**Problem description:**
From the listing below, pull out every line where the string "Hyde" appears.

**Records for this task:**
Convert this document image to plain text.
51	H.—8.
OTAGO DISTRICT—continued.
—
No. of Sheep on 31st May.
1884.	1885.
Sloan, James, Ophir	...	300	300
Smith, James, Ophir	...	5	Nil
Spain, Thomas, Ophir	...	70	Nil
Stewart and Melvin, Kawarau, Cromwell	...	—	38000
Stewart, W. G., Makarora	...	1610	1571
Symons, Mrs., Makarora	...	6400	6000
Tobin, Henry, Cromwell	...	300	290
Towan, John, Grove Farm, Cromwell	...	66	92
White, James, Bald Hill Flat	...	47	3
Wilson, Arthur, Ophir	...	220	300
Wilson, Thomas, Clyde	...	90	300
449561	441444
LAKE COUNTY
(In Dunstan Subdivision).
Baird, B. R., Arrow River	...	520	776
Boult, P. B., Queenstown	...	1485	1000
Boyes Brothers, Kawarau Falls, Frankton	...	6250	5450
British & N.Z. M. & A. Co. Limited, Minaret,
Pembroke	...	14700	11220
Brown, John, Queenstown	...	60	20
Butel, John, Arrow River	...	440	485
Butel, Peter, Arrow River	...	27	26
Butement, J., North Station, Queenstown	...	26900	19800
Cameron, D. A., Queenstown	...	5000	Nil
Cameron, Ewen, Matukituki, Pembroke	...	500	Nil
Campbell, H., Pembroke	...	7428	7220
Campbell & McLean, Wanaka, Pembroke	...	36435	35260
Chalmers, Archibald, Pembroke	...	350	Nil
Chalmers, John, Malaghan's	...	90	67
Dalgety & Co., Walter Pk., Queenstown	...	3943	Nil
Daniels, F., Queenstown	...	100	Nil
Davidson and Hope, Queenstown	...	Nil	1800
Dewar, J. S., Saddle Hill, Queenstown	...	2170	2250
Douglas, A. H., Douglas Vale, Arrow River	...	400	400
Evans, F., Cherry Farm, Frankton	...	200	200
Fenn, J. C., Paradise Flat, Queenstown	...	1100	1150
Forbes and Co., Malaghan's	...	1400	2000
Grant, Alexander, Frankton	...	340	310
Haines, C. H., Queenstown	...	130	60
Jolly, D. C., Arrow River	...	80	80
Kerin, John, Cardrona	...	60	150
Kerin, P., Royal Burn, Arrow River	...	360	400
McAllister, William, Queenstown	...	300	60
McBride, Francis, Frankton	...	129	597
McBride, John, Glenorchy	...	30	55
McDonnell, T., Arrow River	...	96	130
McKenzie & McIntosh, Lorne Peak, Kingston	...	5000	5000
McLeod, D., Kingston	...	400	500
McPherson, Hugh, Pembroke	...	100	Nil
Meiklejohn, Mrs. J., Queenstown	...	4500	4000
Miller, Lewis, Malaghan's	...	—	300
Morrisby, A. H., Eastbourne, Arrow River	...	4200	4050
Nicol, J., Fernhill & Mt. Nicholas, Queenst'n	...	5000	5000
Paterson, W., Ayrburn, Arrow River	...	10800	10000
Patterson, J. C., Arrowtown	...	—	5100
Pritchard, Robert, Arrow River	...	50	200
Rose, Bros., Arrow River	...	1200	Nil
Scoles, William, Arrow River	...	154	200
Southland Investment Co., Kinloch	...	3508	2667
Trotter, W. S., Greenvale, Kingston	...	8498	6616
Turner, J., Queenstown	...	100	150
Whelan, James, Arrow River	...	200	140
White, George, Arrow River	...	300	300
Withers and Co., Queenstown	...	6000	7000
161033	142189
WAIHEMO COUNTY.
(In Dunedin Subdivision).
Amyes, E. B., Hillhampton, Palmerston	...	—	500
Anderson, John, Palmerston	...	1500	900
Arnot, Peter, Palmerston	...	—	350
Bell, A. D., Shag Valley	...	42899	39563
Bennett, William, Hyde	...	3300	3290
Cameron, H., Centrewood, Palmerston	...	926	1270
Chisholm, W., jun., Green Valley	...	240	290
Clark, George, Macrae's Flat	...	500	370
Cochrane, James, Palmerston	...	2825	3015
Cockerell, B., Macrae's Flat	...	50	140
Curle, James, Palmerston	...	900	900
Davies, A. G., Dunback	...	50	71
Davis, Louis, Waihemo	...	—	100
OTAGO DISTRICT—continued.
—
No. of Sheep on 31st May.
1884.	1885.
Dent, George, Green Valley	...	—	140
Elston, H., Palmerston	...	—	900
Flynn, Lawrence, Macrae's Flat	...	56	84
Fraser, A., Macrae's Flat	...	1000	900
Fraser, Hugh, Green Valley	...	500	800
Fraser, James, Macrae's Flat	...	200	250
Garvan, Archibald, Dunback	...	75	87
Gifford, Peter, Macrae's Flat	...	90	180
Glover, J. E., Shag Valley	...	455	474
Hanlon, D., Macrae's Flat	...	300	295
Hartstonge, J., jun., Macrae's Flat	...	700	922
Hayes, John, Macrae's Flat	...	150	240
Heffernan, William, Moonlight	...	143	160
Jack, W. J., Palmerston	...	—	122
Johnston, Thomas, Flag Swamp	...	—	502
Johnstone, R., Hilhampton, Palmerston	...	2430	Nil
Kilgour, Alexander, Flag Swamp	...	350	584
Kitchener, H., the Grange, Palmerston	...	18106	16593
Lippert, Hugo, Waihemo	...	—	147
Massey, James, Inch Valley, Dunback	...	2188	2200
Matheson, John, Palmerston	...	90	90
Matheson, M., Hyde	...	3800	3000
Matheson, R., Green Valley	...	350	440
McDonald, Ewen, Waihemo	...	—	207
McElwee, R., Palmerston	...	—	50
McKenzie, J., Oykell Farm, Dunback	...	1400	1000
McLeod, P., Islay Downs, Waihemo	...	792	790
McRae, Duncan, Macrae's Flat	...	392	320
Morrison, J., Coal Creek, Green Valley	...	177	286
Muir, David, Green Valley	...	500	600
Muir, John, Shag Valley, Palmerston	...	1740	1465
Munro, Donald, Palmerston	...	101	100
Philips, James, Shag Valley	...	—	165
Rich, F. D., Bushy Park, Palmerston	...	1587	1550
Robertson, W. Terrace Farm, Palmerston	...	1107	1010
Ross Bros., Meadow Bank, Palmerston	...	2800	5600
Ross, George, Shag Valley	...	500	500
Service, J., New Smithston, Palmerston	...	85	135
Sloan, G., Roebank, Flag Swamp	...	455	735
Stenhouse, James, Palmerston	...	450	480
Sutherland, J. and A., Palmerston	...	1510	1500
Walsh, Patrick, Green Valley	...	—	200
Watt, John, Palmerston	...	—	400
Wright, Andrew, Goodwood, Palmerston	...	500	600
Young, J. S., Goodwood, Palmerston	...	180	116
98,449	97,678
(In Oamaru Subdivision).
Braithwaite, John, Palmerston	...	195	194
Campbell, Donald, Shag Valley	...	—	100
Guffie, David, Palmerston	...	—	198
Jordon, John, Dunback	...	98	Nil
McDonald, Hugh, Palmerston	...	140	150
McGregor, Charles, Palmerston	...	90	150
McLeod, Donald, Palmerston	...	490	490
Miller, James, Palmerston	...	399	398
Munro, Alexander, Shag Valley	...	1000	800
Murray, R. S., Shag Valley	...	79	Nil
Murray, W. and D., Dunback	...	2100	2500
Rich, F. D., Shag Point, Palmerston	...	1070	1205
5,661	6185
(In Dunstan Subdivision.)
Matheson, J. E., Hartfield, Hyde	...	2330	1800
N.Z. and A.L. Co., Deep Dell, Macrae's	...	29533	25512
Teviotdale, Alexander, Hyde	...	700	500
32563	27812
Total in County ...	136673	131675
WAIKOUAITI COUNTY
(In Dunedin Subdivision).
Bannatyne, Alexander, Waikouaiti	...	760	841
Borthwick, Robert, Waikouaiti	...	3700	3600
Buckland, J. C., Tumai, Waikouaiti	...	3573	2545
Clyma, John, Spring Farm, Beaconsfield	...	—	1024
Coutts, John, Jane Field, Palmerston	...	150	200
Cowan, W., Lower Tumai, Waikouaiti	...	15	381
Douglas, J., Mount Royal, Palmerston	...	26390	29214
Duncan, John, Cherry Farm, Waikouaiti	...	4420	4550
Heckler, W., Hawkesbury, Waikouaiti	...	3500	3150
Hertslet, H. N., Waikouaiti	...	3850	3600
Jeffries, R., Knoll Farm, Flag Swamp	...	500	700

**Correct result:**
Bennett, William, Hyde	...	3300	3290
Matheson, M., Hyde	...	3800	3000
Matheson, J. E., Hartfield, Hyde	...	2330	1800
Teviotdale, Alexander, Hyde	...	700	500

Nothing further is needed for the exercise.